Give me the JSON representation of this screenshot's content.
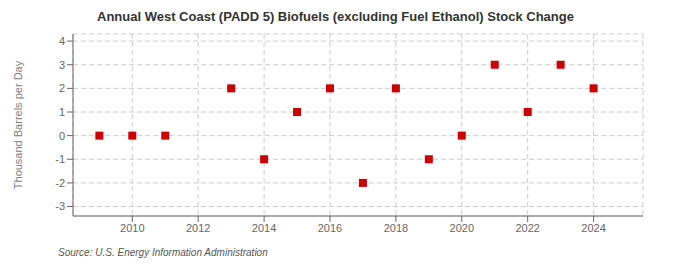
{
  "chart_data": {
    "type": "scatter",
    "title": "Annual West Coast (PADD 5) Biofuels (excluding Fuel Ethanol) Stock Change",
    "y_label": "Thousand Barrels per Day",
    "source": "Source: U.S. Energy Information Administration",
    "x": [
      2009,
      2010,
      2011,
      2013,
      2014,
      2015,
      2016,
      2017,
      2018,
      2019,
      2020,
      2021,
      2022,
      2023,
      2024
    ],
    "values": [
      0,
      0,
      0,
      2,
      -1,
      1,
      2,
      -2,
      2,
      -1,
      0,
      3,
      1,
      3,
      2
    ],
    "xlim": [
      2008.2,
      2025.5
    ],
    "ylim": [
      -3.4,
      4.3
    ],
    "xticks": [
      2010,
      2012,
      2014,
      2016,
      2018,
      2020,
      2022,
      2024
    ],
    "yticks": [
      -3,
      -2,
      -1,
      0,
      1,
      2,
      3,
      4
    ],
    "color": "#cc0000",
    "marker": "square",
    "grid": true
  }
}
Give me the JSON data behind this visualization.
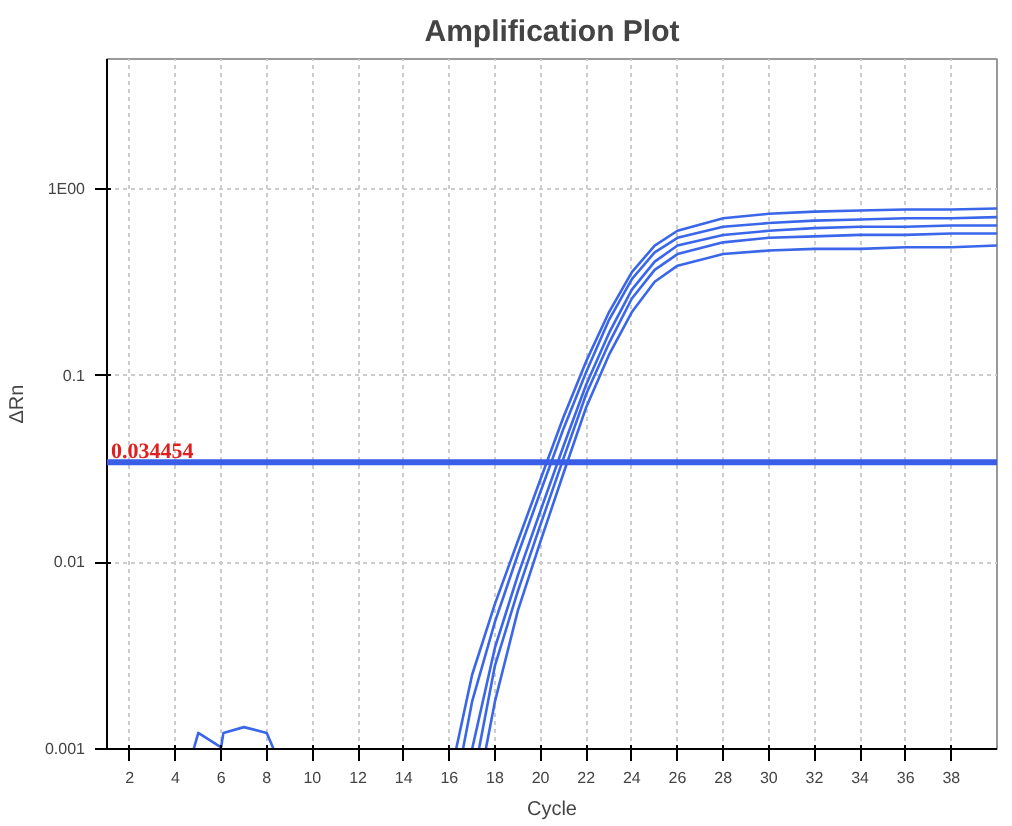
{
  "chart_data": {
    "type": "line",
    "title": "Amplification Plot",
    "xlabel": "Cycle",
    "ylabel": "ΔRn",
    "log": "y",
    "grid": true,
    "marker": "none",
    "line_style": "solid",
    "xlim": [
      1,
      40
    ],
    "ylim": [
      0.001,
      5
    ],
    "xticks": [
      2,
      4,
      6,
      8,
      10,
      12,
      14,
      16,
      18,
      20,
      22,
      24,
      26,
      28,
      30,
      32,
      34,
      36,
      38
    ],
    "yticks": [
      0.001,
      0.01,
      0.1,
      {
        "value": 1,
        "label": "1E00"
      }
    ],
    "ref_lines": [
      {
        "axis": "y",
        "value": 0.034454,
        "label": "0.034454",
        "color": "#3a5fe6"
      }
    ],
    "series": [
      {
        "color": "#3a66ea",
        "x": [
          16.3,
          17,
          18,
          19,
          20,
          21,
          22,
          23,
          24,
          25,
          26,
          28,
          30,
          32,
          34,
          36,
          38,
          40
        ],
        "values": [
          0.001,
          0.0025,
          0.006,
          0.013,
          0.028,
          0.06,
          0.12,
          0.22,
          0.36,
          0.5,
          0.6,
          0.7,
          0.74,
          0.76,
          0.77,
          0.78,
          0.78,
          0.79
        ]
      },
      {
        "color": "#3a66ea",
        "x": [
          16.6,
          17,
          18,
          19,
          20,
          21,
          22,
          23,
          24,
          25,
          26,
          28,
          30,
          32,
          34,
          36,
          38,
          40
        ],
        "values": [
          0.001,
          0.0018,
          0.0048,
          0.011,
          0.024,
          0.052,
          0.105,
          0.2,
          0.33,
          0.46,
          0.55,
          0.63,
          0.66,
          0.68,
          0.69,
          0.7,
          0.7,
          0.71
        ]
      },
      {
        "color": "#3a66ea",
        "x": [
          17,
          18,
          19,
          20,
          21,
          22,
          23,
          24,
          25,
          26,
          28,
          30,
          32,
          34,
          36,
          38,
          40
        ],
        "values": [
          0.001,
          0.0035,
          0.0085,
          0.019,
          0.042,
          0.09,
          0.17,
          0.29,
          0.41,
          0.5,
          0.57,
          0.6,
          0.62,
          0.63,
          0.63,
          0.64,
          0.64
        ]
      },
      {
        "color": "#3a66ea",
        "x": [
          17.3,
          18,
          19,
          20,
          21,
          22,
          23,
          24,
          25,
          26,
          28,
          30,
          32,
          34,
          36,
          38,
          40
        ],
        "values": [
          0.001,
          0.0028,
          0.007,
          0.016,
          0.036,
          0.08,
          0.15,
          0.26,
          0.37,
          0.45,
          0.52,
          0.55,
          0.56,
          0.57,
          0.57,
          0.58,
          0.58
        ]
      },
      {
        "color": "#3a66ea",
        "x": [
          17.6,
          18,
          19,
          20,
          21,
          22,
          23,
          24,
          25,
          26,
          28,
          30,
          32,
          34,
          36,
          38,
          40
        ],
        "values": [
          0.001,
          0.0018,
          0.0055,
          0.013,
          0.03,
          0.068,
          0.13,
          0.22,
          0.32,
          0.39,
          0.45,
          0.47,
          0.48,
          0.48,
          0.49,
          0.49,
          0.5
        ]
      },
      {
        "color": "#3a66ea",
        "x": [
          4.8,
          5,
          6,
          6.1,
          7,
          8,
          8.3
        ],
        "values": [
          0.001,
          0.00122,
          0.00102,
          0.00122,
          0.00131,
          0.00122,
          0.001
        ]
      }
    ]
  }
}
------------------------------------------------------------------------
• Exercise prompt
Leave out the pictures and copy the rest of the material above exactly.

• Reply
Give me the JSON representation of this screenshot's content.
{
  "chart_data": {
    "type": "scatter",
    "title": "Annual West Coast (PADD 5) Biofuels (excluding Fuel Ethanol) Stock Change",
    "y_label": "Thousand Barrels per Day",
    "source": "Source: U.S. Energy Information Administration",
    "x": [
      2009,
      2010,
      2011,
      2013,
      2014,
      2015,
      2016,
      2017,
      2018,
      2019,
      2020,
      2021,
      2022,
      2023,
      2024
    ],
    "values": [
      0,
      0,
      0,
      2,
      -1,
      1,
      2,
      -2,
      2,
      -1,
      0,
      3,
      1,
      3,
      2
    ],
    "xlim": [
      2008.2,
      2025.5
    ],
    "ylim": [
      -3.4,
      4.3
    ],
    "xticks": [
      2010,
      2012,
      2014,
      2016,
      2018,
      2020,
      2022,
      2024
    ],
    "yticks": [
      -3,
      -2,
      -1,
      0,
      1,
      2,
      3,
      4
    ],
    "color": "#cc0000",
    "marker": "square",
    "grid": true
  }
}
Give me the JSON data behind this visualization.
{
  "chart_data": {
    "type": "line",
    "title": "Amplification Plot",
    "xlabel": "Cycle",
    "ylabel": "ΔRn",
    "log": "y",
    "grid": true,
    "marker": "none",
    "line_style": "solid",
    "xlim": [
      1,
      40
    ],
    "ylim": [
      0.001,
      5
    ],
    "xticks": [
      2,
      4,
      6,
      8,
      10,
      12,
      14,
      16,
      18,
      20,
      22,
      24,
      26,
      28,
      30,
      32,
      34,
      36,
      38
    ],
    "yticks": [
      0.001,
      0.01,
      0.1,
      {
        "value": 1,
        "label": "1E00"
      }
    ],
    "ref_lines": [
      {
        "axis": "y",
        "value": 0.034454,
        "label": "0.034454",
        "color": "#3a5fe6"
      }
    ],
    "series": [
      {
        "color": "#3a66ea",
        "x": [
          16.3,
          17,
          18,
          19,
          20,
          21,
          22,
          23,
          24,
          25,
          26,
          28,
          30,
          32,
          34,
          36,
          38,
          40
        ],
        "values": [
          0.001,
          0.0025,
          0.006,
          0.013,
          0.028,
          0.06,
          0.12,
          0.22,
          0.36,
          0.5,
          0.6,
          0.7,
          0.74,
          0.76,
          0.77,
          0.78,
          0.78,
          0.79
        ]
      },
      {
        "color": "#3a66ea",
        "x": [
          16.6,
          17,
          18,
          19,
          20,
          21,
          22,
          23,
          24,
          25,
          26,
          28,
          30,
          32,
          34,
          36,
          38,
          40
        ],
        "values": [
          0.001,
          0.0018,
          0.0048,
          0.011,
          0.024,
          0.052,
          0.105,
          0.2,
          0.33,
          0.46,
          0.55,
          0.63,
          0.66,
          0.68,
          0.69,
          0.7,
          0.7,
          0.71
        ]
      },
      {
        "color": "#3a66ea",
        "x": [
          17,
          18,
          19,
          20,
          21,
          22,
          23,
          24,
          25,
          26,
          28,
          30,
          32,
          34,
          36,
          38,
          40
        ],
        "values": [
          0.001,
          0.0035,
          0.0085,
          0.019,
          0.042,
          0.09,
          0.17,
          0.29,
          0.41,
          0.5,
          0.57,
          0.6,
          0.62,
          0.63,
          0.63,
          0.64,
          0.64
        ]
      },
      {
        "color": "#3a66ea",
        "x": [
          17.3,
          18,
          19,
          20,
          21,
          22,
          23,
          24,
          25,
          26,
          28,
          30,
          32,
          34,
          36,
          38,
          40
        ],
        "values": [
          0.001,
          0.0028,
          0.007,
          0.016,
          0.036,
          0.08,
          0.15,
          0.26,
          0.37,
          0.45,
          0.52,
          0.55,
          0.56,
          0.57,
          0.57,
          0.58,
          0.58
        ]
      },
      {
        "color": "#3a66ea",
        "x": [
          17.6,
          18,
          19,
          20,
          21,
          22,
          23,
          24,
          25,
          26,
          28,
          30,
          32,
          34,
          36,
          38,
          40
        ],
        "values": [
          0.001,
          0.0018,
          0.0055,
          0.013,
          0.03,
          0.068,
          0.13,
          0.22,
          0.32,
          0.39,
          0.45,
          0.47,
          0.48,
          0.48,
          0.49,
          0.49,
          0.5
        ]
      },
      {
        "color": "#3a66ea",
        "x": [
          4.8,
          5,
          6,
          6.1,
          7,
          8,
          8.3
        ],
        "values": [
          0.001,
          0.00122,
          0.00102,
          0.00122,
          0.00131,
          0.00122,
          0.001
        ]
      }
    ]
  }
}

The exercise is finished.